**Problem:**
Identify every line in the records below that contains the word "name", and copy each of those lines.

**Entries shown:**
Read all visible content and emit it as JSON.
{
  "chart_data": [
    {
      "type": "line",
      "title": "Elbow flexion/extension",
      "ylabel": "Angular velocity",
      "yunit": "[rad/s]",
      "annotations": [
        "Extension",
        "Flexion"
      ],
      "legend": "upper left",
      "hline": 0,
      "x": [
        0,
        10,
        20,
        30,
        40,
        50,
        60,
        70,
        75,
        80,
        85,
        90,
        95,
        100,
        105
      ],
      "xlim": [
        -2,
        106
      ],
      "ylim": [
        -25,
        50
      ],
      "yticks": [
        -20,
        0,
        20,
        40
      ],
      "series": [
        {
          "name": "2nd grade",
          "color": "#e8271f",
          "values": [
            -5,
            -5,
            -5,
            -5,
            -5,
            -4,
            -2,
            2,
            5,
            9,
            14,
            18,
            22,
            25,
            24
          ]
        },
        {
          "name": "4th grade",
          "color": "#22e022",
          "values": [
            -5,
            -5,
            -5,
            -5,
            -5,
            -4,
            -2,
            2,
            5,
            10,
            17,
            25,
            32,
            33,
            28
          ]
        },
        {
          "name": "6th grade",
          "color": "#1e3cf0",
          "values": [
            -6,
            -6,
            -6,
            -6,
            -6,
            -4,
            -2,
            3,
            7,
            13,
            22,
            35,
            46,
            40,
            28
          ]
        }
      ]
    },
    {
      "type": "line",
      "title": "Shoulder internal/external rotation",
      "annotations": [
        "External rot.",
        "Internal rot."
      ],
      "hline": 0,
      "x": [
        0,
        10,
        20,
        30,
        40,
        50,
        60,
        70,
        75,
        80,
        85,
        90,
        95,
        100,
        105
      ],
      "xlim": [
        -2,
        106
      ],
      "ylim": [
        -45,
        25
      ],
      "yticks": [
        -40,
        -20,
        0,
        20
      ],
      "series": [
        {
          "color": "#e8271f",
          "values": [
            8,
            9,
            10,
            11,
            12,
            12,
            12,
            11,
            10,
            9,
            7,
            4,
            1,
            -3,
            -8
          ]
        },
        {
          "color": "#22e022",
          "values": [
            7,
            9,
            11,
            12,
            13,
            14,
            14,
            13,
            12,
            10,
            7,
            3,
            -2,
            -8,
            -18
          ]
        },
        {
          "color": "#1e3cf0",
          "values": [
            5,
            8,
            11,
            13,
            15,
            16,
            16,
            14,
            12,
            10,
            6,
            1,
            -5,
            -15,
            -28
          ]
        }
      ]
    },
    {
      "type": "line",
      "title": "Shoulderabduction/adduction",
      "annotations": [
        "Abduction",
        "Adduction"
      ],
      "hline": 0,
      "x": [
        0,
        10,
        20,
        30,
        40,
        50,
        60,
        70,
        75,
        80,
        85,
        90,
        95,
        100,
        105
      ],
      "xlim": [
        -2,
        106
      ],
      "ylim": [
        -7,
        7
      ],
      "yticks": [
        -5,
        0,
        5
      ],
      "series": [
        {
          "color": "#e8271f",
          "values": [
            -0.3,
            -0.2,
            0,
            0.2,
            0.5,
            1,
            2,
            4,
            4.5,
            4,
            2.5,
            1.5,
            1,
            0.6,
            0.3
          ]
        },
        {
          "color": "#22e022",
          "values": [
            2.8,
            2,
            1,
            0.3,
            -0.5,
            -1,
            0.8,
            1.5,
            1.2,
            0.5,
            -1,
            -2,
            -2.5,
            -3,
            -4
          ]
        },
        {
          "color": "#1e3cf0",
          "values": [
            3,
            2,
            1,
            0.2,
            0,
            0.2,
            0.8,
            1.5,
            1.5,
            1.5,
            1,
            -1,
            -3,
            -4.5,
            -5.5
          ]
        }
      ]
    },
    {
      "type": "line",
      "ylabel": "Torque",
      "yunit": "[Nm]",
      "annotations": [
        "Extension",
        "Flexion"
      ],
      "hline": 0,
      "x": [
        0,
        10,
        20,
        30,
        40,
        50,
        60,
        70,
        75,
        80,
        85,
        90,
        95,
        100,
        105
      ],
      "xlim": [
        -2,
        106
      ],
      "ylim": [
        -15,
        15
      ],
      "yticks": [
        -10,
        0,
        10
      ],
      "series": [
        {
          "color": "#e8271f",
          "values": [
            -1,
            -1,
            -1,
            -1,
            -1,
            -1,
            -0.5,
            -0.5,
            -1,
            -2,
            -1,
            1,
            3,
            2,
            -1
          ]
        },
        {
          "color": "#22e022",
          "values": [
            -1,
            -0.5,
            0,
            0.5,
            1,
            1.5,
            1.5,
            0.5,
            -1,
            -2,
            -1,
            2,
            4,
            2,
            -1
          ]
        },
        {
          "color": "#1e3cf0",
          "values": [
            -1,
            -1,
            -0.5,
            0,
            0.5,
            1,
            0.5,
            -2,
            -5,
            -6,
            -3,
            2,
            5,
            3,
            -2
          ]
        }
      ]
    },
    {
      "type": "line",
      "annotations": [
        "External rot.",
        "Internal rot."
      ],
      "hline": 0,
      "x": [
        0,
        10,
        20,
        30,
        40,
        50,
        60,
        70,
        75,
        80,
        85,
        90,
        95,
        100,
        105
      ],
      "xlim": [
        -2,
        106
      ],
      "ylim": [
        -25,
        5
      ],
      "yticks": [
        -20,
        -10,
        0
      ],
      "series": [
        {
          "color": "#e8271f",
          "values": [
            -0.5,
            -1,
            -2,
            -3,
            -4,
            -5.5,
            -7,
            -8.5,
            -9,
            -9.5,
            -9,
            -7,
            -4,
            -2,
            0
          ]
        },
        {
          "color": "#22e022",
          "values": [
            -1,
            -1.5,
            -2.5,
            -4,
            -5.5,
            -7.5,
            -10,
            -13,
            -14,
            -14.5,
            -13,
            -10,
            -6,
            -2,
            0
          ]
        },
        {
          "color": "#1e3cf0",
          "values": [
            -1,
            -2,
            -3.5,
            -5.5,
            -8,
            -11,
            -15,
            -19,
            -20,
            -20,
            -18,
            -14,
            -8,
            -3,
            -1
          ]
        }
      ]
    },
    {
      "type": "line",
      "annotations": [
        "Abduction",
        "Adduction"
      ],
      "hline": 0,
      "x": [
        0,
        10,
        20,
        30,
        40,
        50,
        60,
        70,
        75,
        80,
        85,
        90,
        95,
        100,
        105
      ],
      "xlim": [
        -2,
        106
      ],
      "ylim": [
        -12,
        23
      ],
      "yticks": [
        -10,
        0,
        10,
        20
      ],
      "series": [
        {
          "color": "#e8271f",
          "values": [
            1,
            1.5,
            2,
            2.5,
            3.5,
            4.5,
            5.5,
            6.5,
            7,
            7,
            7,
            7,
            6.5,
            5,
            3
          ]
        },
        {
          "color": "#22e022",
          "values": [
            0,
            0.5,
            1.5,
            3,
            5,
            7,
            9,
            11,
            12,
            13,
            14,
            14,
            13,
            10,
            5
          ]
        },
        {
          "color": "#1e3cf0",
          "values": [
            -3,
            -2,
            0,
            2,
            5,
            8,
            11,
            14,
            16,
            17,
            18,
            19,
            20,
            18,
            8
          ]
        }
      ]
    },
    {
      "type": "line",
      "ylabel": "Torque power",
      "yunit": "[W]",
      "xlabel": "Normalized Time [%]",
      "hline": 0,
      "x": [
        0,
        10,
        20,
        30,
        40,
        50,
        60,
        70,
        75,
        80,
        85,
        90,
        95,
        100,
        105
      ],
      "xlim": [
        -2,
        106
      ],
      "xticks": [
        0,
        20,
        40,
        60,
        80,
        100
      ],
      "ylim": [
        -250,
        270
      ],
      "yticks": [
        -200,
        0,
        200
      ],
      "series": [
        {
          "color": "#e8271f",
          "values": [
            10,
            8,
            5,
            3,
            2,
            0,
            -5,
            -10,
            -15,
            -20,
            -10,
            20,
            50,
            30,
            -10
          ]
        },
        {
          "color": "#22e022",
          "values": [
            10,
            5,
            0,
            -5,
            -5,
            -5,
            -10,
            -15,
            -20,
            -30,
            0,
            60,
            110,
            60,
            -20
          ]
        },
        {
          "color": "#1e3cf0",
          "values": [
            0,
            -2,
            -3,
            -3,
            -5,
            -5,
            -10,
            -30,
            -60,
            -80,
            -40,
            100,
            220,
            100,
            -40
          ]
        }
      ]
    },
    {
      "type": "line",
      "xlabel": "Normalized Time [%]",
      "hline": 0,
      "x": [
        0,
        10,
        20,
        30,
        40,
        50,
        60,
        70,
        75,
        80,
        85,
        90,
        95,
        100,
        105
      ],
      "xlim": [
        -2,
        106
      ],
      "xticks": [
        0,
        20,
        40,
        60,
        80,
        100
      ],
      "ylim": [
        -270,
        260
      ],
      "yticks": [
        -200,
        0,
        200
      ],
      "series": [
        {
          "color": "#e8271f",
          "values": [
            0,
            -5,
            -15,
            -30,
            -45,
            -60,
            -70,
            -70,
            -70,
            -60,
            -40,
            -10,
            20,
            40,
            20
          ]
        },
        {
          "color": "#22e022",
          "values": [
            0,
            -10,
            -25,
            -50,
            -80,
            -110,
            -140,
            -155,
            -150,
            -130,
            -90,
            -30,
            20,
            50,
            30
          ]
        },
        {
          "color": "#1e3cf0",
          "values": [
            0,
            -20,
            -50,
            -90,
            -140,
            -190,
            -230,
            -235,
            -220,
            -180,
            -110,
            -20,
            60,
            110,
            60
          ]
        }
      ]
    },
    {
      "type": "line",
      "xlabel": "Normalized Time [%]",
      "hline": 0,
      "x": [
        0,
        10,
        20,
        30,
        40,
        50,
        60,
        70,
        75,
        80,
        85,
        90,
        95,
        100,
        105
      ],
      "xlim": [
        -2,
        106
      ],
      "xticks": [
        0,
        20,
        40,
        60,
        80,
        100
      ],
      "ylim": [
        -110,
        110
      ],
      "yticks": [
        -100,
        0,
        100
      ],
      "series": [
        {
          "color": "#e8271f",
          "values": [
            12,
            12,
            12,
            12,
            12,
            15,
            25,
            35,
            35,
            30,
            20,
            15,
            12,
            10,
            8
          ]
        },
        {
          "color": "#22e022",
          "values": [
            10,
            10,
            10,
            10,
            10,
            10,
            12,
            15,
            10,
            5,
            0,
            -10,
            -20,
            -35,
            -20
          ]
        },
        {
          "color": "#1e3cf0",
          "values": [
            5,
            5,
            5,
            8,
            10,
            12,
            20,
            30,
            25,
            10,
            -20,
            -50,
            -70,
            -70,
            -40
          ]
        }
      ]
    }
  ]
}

**Finished task:**
          "name": "2nd grade",
          "name": "4th grade",
          "name": "6th grade",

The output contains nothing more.